TASK OBJECTIVE
Search the material below for the string "this" and list each line that holds it.
----- STORED ROWS -----
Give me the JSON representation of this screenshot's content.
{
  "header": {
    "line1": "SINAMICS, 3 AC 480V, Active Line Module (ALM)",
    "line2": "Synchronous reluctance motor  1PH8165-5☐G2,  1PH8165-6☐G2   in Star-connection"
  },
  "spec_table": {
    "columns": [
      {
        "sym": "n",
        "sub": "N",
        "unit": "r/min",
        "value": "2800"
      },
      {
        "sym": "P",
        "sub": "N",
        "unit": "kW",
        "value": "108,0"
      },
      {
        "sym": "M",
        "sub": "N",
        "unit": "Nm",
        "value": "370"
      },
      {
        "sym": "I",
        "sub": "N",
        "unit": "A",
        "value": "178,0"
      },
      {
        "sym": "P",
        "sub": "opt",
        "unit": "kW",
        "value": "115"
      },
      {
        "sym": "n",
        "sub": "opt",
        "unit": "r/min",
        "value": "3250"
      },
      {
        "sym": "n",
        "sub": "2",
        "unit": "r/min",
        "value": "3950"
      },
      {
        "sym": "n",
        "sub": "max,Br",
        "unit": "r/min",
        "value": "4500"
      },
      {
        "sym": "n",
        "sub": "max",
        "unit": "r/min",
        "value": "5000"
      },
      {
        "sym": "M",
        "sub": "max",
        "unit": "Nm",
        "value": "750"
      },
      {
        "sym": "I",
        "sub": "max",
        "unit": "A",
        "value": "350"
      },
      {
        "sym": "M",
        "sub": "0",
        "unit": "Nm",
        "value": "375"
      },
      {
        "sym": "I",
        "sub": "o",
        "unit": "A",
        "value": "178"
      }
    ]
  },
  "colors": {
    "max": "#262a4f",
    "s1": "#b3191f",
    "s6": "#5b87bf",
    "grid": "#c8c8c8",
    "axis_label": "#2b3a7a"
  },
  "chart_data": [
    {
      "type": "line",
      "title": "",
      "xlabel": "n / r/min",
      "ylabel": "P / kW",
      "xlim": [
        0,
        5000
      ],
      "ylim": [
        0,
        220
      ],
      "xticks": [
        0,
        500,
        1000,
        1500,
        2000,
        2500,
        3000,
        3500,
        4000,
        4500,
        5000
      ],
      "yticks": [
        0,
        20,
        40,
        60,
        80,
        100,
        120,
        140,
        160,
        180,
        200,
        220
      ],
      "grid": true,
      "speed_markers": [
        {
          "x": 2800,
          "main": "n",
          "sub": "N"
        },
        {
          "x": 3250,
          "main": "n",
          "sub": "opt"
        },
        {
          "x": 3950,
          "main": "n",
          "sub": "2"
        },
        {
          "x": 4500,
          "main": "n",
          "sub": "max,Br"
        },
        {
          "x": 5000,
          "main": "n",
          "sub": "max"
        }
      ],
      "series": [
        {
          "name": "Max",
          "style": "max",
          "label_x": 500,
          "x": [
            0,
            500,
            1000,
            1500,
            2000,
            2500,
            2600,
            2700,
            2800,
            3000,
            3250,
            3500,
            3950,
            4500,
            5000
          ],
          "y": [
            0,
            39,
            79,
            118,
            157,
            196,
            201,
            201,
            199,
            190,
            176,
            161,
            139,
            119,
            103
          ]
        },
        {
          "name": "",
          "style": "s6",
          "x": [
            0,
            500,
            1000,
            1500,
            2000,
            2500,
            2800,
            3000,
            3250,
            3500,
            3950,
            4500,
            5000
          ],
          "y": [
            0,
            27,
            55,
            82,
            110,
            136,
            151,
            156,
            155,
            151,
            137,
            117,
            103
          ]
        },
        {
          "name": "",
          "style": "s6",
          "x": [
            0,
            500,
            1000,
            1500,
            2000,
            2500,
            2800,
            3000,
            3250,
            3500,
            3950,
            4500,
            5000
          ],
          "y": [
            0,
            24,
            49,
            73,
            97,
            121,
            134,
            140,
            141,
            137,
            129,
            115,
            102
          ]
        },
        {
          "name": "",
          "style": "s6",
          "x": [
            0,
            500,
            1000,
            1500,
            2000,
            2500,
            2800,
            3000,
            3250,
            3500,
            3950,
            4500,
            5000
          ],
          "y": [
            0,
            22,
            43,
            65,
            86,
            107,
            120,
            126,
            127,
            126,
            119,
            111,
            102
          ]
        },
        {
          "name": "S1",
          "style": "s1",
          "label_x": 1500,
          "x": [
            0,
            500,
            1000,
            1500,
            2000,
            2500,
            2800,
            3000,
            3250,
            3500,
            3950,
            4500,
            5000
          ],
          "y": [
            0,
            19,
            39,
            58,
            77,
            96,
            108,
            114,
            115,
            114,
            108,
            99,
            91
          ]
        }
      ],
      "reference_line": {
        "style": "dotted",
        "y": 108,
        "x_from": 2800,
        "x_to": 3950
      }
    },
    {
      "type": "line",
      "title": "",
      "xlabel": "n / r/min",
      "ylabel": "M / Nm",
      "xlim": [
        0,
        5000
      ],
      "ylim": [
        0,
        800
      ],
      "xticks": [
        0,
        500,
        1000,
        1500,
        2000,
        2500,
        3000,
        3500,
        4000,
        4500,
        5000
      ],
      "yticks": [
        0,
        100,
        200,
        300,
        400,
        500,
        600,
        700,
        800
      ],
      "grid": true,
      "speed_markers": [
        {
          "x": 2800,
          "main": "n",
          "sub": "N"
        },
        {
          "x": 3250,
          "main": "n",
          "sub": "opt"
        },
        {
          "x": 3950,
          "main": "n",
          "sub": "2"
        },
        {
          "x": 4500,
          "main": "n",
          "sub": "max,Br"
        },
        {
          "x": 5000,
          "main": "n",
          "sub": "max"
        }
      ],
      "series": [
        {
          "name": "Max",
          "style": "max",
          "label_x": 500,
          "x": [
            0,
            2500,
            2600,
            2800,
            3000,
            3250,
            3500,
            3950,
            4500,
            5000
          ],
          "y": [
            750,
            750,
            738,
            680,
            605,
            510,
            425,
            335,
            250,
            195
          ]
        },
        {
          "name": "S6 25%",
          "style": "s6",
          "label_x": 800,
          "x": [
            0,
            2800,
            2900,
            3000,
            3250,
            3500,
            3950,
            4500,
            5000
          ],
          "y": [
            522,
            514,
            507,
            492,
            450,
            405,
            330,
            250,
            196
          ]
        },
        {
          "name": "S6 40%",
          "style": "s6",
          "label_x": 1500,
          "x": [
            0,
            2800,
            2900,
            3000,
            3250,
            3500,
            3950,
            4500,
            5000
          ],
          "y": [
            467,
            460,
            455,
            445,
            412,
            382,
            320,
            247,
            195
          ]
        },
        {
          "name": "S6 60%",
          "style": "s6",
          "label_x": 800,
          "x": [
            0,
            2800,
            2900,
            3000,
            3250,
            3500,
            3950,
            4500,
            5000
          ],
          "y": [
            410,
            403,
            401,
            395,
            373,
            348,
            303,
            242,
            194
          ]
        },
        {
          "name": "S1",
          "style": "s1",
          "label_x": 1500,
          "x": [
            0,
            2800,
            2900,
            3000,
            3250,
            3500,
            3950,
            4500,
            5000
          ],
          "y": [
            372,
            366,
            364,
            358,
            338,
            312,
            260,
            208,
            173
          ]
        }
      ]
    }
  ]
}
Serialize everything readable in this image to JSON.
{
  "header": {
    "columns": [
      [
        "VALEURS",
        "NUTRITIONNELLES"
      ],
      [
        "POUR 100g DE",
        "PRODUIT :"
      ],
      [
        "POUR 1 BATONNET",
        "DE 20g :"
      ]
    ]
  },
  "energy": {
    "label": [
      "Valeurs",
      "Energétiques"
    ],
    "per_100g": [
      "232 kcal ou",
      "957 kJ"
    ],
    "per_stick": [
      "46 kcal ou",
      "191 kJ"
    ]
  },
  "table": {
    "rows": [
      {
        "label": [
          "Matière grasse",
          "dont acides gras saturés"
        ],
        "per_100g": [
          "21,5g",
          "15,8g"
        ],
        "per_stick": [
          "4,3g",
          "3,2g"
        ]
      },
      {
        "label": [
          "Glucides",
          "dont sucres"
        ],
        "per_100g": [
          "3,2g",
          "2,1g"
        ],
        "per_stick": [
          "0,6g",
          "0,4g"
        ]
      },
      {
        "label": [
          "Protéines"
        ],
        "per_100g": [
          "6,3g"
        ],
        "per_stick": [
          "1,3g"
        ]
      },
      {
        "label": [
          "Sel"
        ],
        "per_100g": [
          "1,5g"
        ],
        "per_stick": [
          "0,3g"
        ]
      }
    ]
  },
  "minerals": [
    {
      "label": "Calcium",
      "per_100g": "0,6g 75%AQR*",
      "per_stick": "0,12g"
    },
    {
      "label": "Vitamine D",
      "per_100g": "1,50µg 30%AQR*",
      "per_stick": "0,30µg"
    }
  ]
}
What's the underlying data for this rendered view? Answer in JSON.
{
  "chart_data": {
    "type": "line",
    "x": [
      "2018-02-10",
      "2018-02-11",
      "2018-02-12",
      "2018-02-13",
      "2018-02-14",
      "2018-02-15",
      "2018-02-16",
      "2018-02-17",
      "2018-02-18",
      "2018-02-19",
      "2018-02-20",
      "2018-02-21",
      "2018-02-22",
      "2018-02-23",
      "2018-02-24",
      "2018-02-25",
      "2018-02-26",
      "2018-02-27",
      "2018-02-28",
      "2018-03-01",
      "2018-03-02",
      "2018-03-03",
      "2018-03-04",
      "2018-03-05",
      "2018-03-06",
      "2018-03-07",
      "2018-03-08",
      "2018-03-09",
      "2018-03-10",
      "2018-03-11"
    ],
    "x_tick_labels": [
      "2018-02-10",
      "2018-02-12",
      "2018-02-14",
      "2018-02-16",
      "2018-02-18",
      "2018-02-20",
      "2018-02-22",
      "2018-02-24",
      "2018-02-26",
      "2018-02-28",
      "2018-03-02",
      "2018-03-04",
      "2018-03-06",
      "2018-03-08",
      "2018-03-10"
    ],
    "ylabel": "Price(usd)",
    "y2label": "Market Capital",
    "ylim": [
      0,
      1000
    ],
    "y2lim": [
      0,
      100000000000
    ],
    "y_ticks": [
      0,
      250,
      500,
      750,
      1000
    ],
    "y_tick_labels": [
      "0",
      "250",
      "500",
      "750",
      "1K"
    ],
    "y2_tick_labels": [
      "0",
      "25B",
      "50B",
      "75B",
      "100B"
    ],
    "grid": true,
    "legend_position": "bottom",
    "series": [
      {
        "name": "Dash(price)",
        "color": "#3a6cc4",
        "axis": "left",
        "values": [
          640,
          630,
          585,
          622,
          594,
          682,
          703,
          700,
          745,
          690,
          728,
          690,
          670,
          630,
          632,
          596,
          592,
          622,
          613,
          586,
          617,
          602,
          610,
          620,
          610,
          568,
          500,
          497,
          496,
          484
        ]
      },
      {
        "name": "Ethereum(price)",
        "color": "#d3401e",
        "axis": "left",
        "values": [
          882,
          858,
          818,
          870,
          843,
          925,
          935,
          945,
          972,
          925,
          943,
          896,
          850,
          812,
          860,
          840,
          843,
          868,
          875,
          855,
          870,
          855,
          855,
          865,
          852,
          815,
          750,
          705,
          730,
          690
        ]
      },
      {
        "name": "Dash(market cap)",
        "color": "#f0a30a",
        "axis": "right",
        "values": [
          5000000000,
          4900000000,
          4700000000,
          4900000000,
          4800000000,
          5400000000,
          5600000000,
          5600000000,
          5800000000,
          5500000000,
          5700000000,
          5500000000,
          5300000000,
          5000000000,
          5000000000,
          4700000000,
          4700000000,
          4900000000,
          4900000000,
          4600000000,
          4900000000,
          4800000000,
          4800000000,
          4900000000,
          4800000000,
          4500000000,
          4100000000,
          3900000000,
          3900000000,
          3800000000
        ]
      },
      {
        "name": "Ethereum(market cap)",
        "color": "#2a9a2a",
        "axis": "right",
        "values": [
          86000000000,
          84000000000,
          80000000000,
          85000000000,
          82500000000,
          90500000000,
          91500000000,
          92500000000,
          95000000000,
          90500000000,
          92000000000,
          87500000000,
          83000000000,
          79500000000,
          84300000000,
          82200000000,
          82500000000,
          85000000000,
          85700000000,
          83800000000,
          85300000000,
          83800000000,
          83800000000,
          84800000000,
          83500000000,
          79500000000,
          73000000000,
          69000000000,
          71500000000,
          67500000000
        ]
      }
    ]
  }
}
-----
RESULT BELOW
Give me the JSON representation of this screenshot's content.
Serialize everything readable in this image to JSON.
What's the underlying data for this rendered view? Answer in JSON.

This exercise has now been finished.